WRITTEN INSTRUCTION
Quote the data below in full, minus the images.
── DATA SUPPLIED ──
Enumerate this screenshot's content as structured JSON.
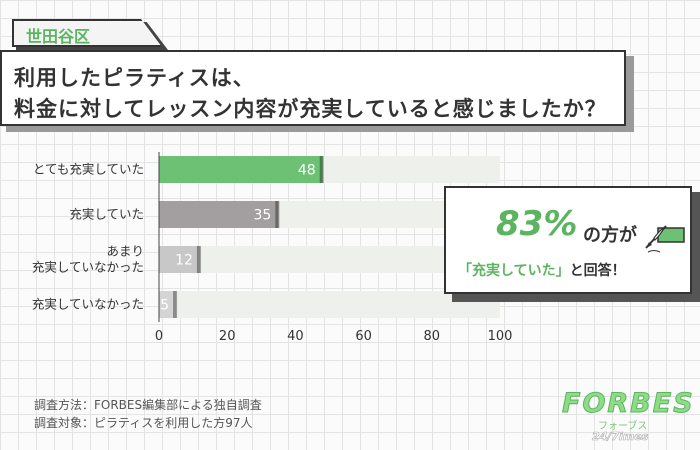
{
  "region_tag": "世田谷区",
  "title": {
    "line1": "利用したピラティスは、",
    "line2": "料金に対してレッスン内容が充実していると感じましたか？"
  },
  "chart_data": {
    "type": "bar",
    "orientation": "horizontal",
    "categories": [
      [
        "とても充実していた"
      ],
      [
        "充実していた"
      ],
      [
        "あまり",
        "充実していなかった"
      ],
      [
        "充実していなかった"
      ]
    ],
    "values": [
      48,
      35,
      12,
      5
    ],
    "bar_colors": [
      "#6cc175",
      "#a39e9f",
      "#c8c8c8",
      "#d4d4d4"
    ],
    "track_color": "#eef0ec",
    "xlim": [
      0,
      100
    ],
    "xticks": [
      0,
      20,
      40,
      60,
      80,
      100
    ],
    "grid": false
  },
  "callout": {
    "big": "83%",
    "suffix": "の方が",
    "highlight": "「充実していた」",
    "rest": "と回答！"
  },
  "notes": {
    "method": "調査方法：FORBES編集部による独自調査",
    "target": "調査対象：ピラティスを利用した方97人"
  },
  "logo": {
    "main": "FORBES",
    "kana": "フォーブス",
    "sub": "24/7imes"
  },
  "icons": {
    "pen": "pen-writing-icon"
  }
}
───
REPLY TO THE TASK
Enumerate this screenshot's content as structured JSON.
{
  "region_tag": "世田谷区",
  "title": {
    "line1": "利用したピラティスは、",
    "line2": "料金に対してレッスン内容が充実していると感じましたか？"
  },
  "chart_data": {
    "type": "bar",
    "orientation": "horizontal",
    "categories": [
      [
        "とても充実していた"
      ],
      [
        "充実していた"
      ],
      [
        "あまり",
        "充実していなかった"
      ],
      [
        "充実していなかった"
      ]
    ],
    "values": [
      48,
      35,
      12,
      5
    ],
    "bar_colors": [
      "#6cc175",
      "#a39e9f",
      "#c8c8c8",
      "#d4d4d4"
    ],
    "track_color": "#eef0ec",
    "xlim": [
      0,
      100
    ],
    "xticks": [
      0,
      20,
      40,
      60,
      80,
      100
    ],
    "grid": false
  },
  "callout": {
    "big": "83%",
    "suffix": "の方が",
    "highlight": "「充実していた」",
    "rest": "と回答！"
  },
  "notes": {
    "method": "調査方法：FORBES編集部による独自調査",
    "target": "調査対象：ピラティスを利用した方97人"
  },
  "logo": {
    "main": "FORBES",
    "kana": "フォーブス",
    "sub": "24/7imes"
  },
  "icons": {
    "pen": "pen-writing-icon"
  }
}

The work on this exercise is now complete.